• _TASK GOAL_: Gather each line of the entries below that includes "this".

• _INPUT MATERIAL_:
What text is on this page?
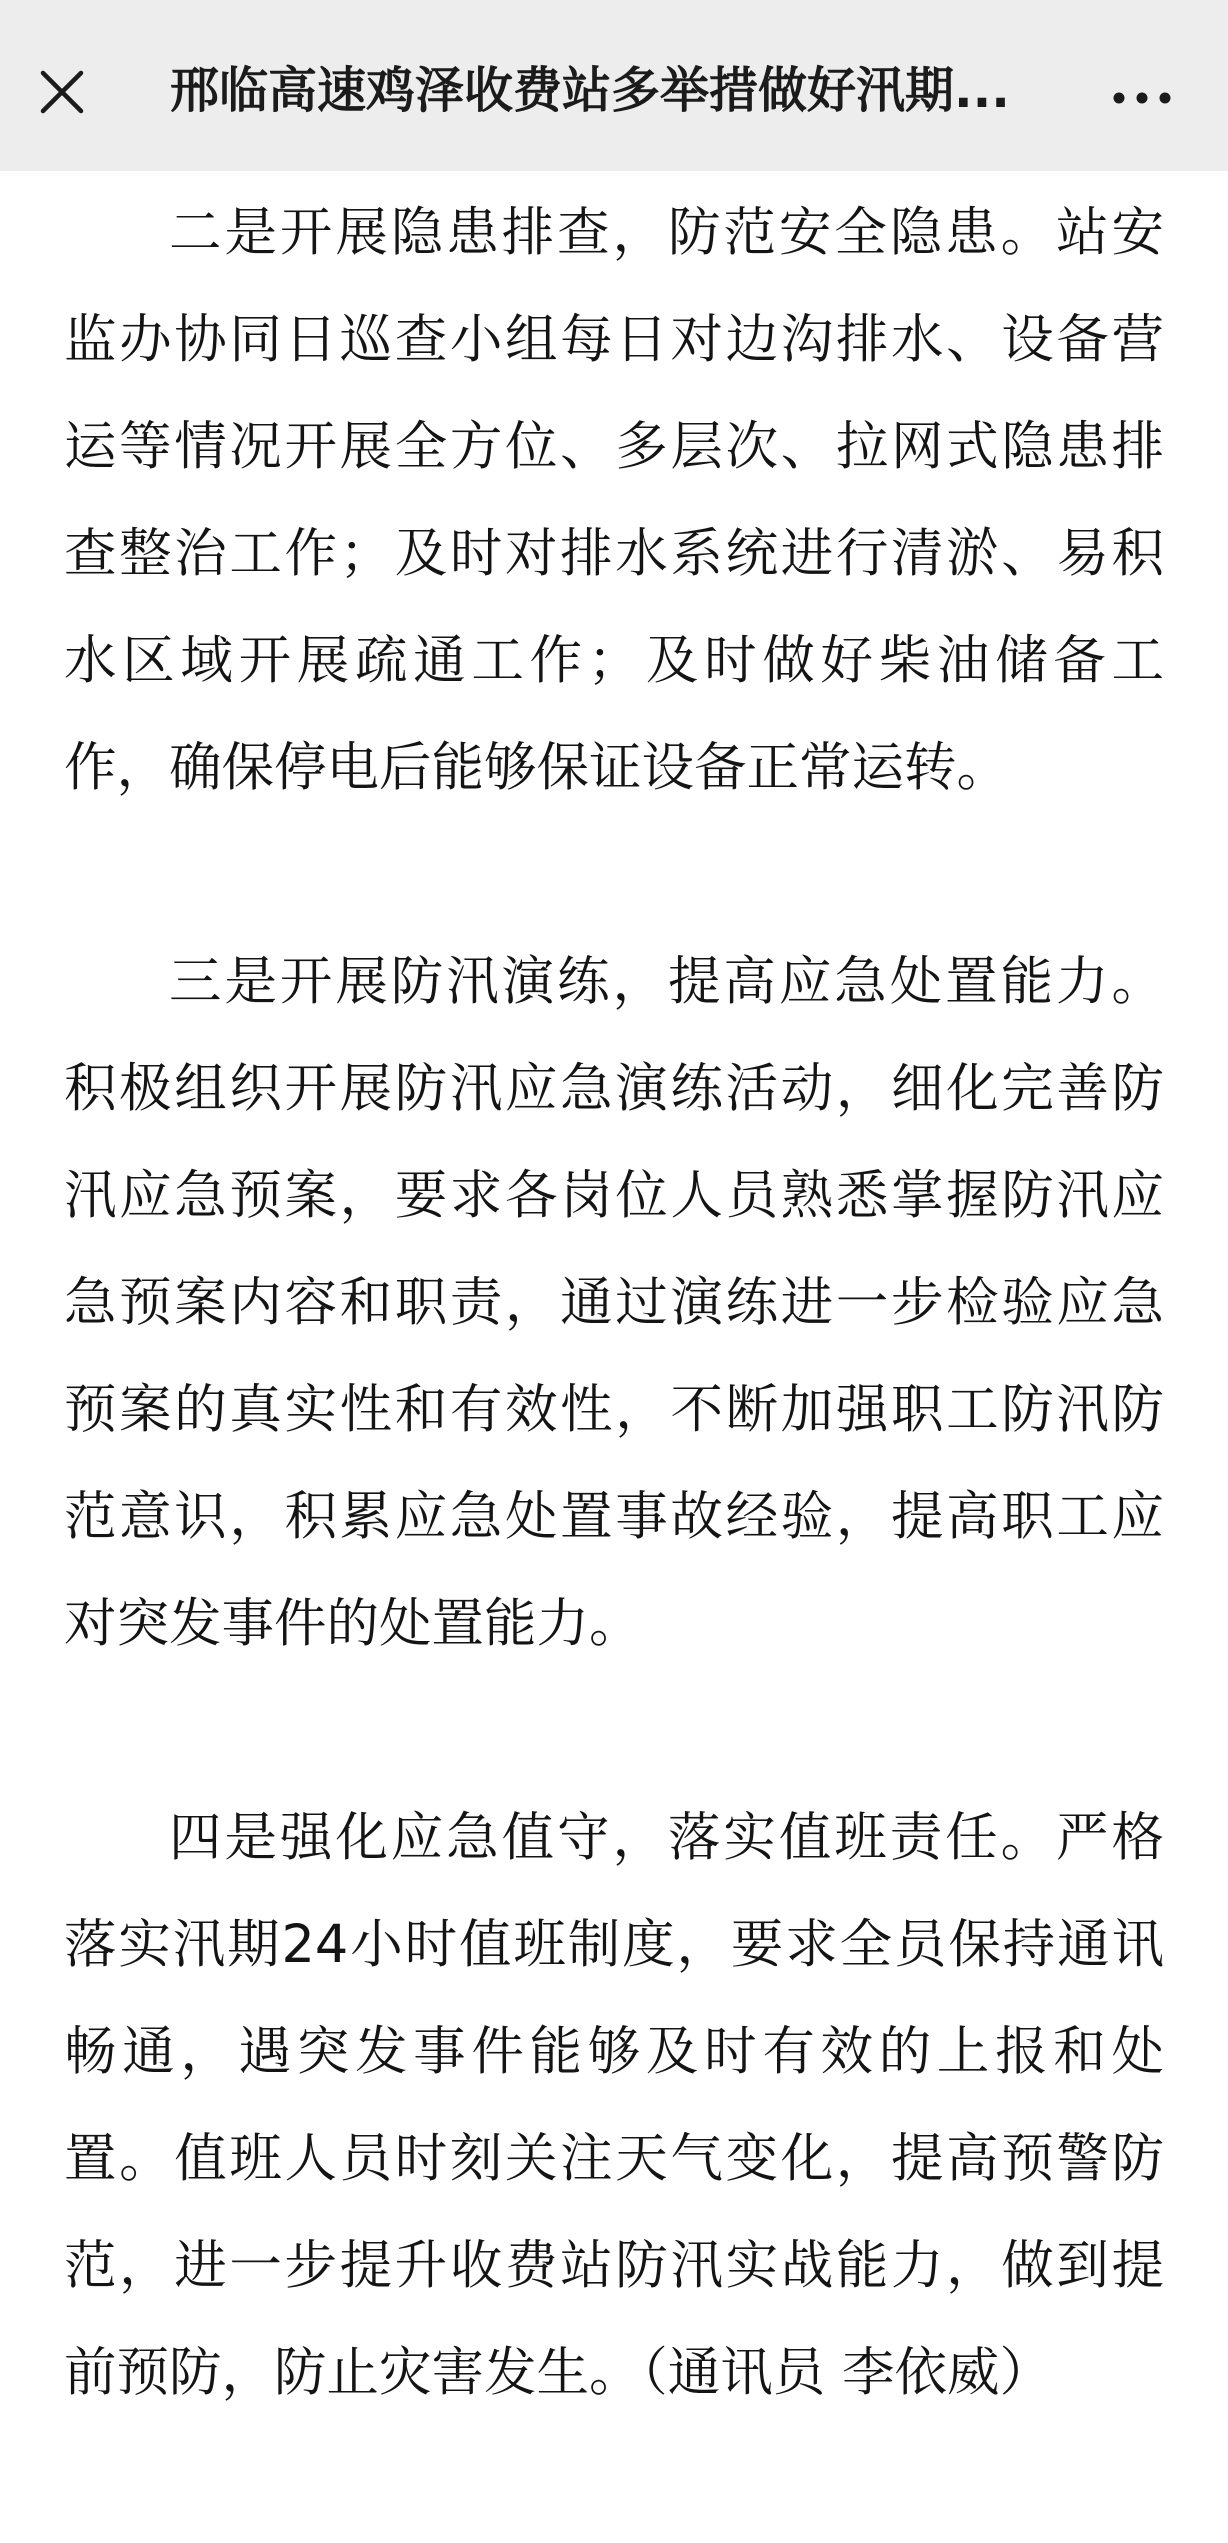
邢临高速鸡泽收费站多举措做好汛期...

二是开展隐患排查，防范安全隐患。站安监办协同日巡查小组每日对边沟排水、设备营运等情况开展全方位、多层次、拉网式隐患排查整治工作；及时对排水系统进行清淤、易积水区域开展疏通工作；及时做好柴油储备工作，确保停电后能够保证设备正常运转。

三是开展防汛演练，提高应急处置能力。积极组织开展防汛应急演练活动，细化完善防汛应急预案，要求各岗位人员熟悉掌握防汛应急预案内容和职责，通过演练进一步检验应急预案的真实性和有效性，不断加强职工防汛防范意识，积累应急处置事故经验，提高职工应对突发事件的处置能力。

四是强化应急值守，落实值班责任。严格落实汛期24小时值班制度，要求全员保持通讯畅通，遇突发事件能够及时有效的上报和处置。值班人员时刻关注天气变化，提高预警防范，进一步提升收费站防汛实战能力，做到提前预防，防止灾害发生。（通讯员 李依威）
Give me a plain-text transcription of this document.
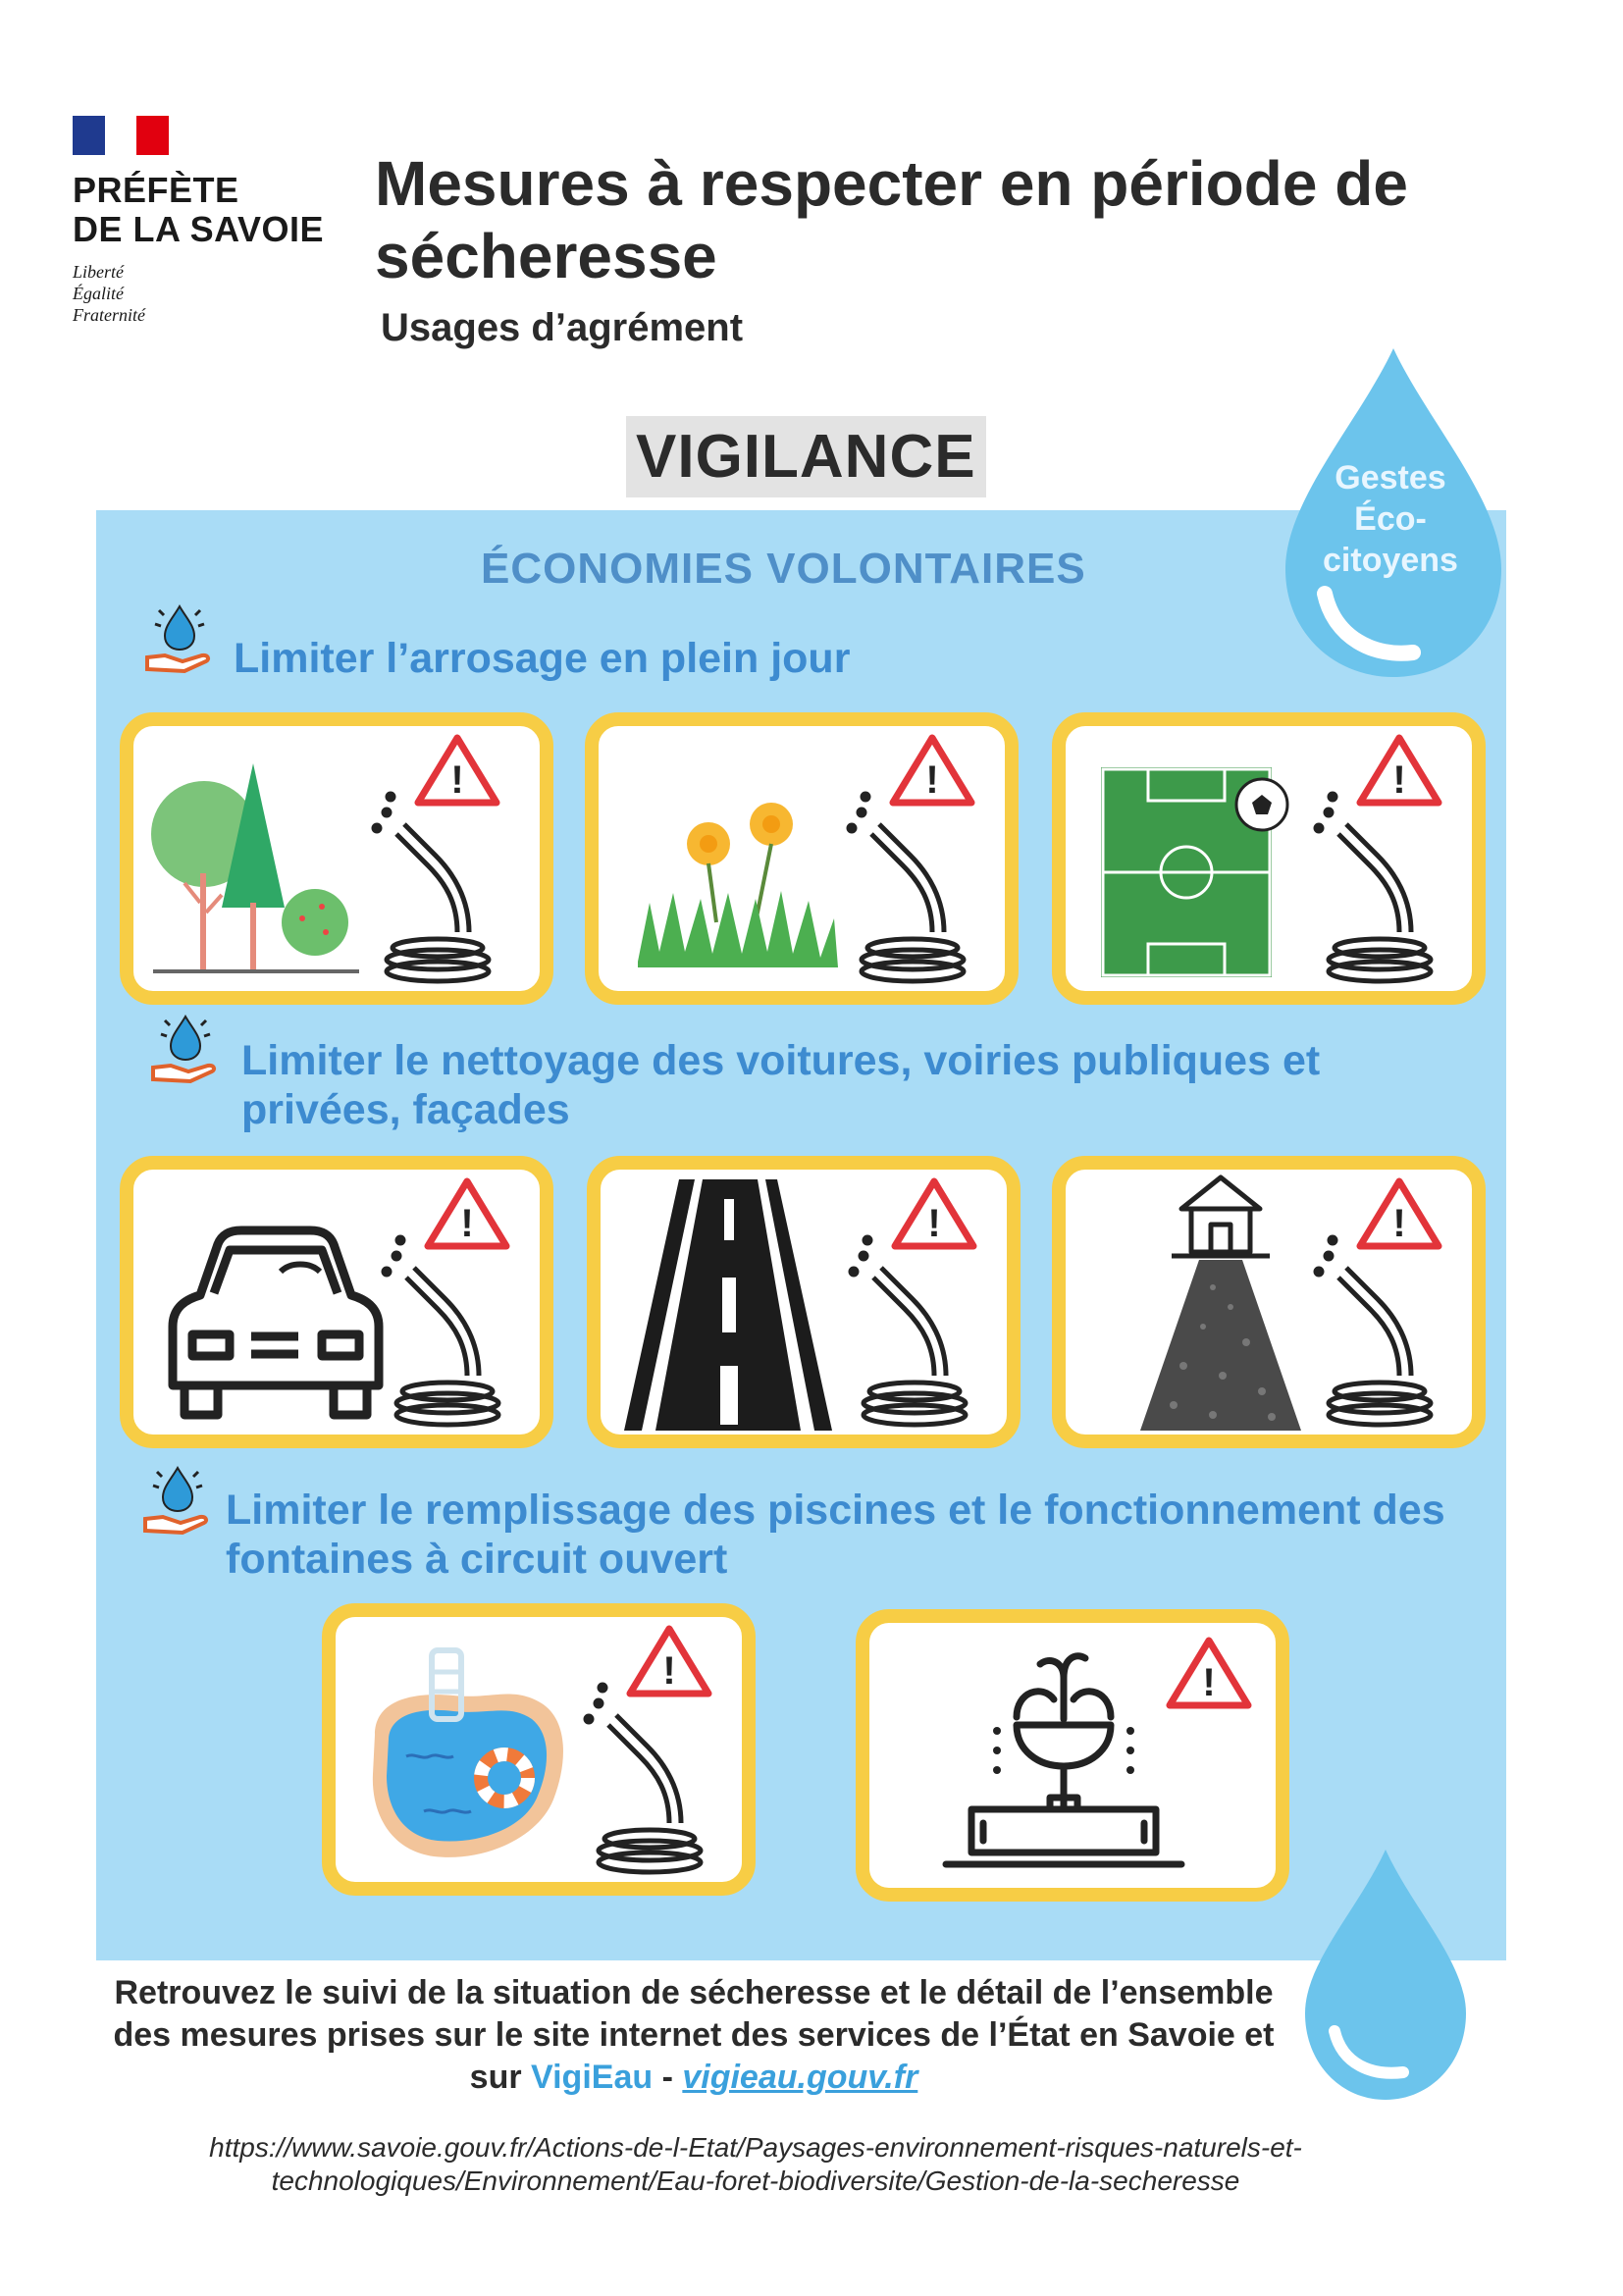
PRÉFÈTE
DE LA SAVOIE
Liberté
Égalité
Fraternité
Mesures à respecter en période de sécheresse
Usages d’agrément
VIGILANCE	Gestes
Éco-
citoyens
ÉCONOMIES VOLONTAIRES
Limiter l’arrosage en plein jour
!	!	!
Limiter le nettoyage des voitures, voiries publiques et privées, façades
!	!	!
Limiter le remplissage des piscines et le fonctionnement des fontaines à circuit ouvert
!	!
Retrouvez le suivi de la situation de sécheresse et le détail de l’ensemble des mesures prises sur le site internet des services de l’État en Savoie et sur VigiEau - vigieau.gouv.fr
https://www.savoie.gouv.fr/Actions-de-l-Etat/Paysages-environnement-risques-naturels-et-technologiques/Environnement/Eau-foret-biodiversite/Gestion-de-la-secheresse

• _OUTPUT_:
What text is on this page?
Give me a plain-text transcription of this document.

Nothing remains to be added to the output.